Let us hope that South Carolina will yet count this
noble, brave, excellent woman above all her past heroes.
She it was, more than all the rest of us put together,
who called out what was good and humane in the Christian
church to take the part of the slave, and deliver
the proud State of her birth from the monster that
had preyed on its vitals for a century. I have
no fitting words for a life like hers. With a
mind high and deep and broad enough to grasp the relations
of justice and mercy, and a heart warm enough to sympathize
with and cherish all that live, what a home she made!
Words cannot paint it. I saw it in that old stone
house, surrounded with its beautiful garden, at Belleville,
on the banks of the Passaic. I saw it in that
busy, bright, and cheery palace of true education at
Eagleswood, New Jersey. I have seen it here, in
this Mecca of the wise. Well done! Oh, well
done!”
Mr. Wright was followed by Robert
F. Walcutt, Lucy Stone, and Wendell Phillips.
“The women of to-day,”

## To be done
1. According to the tribute passage, why should South Carolina count this woman above all its past heroes?
2. Carry the tribute passage forward from the point at which it stops.

[Element boundary records]
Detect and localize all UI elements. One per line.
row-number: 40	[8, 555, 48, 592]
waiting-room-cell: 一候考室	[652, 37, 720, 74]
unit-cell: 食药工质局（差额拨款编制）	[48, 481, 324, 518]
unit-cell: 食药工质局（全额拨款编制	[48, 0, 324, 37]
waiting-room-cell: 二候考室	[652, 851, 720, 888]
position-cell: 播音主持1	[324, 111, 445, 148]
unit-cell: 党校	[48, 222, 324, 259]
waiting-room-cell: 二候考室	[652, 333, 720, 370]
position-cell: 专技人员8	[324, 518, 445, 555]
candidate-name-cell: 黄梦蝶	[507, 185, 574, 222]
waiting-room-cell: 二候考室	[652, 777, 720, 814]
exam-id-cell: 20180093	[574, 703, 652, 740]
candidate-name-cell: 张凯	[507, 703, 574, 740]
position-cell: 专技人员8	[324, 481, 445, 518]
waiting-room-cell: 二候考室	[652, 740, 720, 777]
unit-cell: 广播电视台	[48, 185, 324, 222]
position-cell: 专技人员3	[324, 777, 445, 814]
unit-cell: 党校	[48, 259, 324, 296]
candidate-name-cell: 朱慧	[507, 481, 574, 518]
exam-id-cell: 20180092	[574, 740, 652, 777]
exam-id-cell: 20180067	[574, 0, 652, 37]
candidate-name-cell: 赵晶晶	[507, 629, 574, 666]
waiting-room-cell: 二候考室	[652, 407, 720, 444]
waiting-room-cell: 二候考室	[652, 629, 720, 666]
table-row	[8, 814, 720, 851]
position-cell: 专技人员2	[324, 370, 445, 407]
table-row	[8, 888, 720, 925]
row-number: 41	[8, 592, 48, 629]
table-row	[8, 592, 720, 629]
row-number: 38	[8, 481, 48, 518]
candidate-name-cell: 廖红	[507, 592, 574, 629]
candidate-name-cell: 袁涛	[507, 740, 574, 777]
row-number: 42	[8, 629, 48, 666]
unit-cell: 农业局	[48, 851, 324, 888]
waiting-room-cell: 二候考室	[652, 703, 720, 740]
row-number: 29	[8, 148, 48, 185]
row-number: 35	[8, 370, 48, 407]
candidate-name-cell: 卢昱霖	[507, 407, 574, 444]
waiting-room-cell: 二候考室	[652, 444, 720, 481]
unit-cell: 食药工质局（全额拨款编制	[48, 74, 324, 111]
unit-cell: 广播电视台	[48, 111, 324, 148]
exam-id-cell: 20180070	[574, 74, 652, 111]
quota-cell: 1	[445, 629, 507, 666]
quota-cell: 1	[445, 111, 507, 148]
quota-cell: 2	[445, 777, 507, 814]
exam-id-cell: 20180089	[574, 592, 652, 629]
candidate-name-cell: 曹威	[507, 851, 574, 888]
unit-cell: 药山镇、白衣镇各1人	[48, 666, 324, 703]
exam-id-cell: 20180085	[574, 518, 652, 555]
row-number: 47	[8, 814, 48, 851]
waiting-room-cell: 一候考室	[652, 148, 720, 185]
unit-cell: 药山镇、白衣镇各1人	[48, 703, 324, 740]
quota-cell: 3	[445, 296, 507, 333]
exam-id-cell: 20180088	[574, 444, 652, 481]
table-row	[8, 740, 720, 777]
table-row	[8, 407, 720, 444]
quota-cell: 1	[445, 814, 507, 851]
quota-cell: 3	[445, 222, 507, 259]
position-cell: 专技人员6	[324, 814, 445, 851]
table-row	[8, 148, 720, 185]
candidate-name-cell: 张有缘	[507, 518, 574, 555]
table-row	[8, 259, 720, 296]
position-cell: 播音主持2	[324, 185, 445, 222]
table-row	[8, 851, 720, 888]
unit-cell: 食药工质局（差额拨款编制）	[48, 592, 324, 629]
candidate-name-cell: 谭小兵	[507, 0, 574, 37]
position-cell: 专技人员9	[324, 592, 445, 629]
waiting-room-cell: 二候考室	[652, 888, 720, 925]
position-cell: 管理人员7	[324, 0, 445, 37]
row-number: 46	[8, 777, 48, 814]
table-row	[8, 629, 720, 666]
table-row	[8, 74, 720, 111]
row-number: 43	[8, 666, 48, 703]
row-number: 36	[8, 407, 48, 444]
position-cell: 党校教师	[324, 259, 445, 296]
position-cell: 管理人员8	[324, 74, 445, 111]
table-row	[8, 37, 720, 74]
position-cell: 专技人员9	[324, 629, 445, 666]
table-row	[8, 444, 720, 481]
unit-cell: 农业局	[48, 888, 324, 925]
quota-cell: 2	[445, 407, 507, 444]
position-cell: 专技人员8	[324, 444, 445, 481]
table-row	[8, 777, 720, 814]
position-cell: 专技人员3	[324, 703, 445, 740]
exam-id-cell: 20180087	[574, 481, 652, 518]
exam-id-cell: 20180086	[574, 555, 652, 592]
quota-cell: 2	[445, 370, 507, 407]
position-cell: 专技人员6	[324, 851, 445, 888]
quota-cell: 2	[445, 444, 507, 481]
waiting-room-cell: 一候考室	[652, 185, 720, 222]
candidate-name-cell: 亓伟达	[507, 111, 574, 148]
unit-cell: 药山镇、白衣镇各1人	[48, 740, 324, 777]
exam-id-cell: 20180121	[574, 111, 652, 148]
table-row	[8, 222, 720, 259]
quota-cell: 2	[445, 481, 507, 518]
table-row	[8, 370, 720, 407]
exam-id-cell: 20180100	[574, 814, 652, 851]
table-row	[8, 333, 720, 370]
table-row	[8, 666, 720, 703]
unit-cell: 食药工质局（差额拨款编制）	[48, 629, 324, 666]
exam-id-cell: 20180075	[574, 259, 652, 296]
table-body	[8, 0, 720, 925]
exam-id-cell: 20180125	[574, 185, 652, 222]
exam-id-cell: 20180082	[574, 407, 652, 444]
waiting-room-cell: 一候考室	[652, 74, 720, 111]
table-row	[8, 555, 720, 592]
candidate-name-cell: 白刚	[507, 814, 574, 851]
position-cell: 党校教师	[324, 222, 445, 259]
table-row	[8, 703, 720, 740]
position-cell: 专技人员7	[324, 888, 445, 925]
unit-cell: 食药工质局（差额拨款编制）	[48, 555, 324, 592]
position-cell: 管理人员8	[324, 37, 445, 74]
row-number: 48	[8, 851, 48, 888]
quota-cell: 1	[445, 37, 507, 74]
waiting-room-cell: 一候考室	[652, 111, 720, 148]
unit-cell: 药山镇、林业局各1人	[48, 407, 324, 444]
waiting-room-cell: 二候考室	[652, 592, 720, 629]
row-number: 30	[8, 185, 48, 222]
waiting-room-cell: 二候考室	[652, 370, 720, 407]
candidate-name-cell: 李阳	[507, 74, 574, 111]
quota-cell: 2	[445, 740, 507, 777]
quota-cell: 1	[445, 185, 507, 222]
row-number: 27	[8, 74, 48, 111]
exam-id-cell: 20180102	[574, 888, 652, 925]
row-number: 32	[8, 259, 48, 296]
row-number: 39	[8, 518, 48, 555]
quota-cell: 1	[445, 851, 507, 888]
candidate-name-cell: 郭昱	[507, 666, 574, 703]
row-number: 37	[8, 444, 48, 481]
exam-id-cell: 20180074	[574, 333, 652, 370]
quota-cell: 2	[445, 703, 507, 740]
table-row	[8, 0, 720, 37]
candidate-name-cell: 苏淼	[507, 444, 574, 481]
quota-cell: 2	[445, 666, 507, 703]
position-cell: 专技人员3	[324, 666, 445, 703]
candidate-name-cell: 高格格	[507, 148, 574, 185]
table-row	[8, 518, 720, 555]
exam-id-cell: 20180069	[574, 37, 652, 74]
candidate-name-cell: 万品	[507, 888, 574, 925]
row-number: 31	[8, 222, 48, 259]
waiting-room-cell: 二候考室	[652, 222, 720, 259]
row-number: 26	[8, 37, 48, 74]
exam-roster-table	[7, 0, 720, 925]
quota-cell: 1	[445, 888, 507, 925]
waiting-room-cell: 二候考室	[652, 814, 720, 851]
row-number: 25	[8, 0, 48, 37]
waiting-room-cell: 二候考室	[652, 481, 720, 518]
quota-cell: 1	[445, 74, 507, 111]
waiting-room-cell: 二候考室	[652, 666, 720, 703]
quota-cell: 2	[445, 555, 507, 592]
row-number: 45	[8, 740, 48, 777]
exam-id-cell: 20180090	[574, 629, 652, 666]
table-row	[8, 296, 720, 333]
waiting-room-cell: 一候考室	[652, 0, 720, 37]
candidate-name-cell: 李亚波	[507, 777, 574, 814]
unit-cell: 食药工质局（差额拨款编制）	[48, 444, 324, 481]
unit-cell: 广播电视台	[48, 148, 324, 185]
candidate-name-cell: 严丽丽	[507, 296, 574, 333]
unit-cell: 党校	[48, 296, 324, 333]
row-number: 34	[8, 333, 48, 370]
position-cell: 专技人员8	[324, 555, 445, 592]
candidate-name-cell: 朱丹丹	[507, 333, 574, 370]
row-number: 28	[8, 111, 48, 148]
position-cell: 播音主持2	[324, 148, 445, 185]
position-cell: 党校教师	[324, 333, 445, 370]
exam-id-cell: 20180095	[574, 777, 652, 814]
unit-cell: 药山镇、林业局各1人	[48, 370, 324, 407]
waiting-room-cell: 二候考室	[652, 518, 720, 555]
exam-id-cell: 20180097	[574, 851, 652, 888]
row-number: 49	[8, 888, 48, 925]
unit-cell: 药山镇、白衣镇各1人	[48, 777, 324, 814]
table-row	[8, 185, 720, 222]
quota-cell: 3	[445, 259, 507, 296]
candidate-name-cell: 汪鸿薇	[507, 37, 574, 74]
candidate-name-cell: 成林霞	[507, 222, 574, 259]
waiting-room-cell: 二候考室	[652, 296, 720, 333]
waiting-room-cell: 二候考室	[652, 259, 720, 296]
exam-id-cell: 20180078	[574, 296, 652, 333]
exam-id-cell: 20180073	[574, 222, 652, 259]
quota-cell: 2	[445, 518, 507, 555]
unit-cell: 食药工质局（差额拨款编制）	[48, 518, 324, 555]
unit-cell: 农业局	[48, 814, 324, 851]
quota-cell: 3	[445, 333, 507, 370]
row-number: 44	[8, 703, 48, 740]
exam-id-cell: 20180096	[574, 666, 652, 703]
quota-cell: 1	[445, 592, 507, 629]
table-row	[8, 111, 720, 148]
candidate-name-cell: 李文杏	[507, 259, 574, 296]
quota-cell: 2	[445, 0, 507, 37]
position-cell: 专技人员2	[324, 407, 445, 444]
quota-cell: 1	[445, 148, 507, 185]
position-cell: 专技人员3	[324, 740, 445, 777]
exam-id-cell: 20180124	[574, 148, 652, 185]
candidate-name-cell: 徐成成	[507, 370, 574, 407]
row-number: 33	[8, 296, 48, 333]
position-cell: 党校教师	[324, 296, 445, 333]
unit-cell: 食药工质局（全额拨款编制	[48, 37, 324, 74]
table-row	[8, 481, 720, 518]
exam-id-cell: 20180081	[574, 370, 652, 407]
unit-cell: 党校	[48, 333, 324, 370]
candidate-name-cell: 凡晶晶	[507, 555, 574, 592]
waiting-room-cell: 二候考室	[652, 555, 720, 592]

## Task results
1. More than all the others put together, she called out what was good and humane in the Christian church to take the part of the slave. She also worked to deliver the proud State of her birth from the monster that had preyed on its vitals for a century.

2.
said Lucy Stone, “owe more than they will ever
know to the high courage, the rare insight, and fidelity
to principle of this woman, by whose suffering easy
paths have been made for them. Her example was
a bugle-call to all other women. Who can tell
how many have been quickened in a great life purpose
by the heroism and self-forgetting devotion of her
whose voice we shall never hear again, but who, ‘being
dead, yet speaketh.’”
The remarks of Wendell Phillips were
peculiarly affecting, and were spoken with a tenderness
which, for once at least, disproved the assertion
that his eloquence was wanting in pathos.
“Friends,” he said, “this
life carries us back to the first chapter of that
great movement with which her name is associated, to
1835, ’36, ’37, ’38, when our cities
roared with riot, when William Lloyd Garrison was
dragged through the streets, when Dresser was mobbed
in Nashville, and Macintosh burned in St. Louis.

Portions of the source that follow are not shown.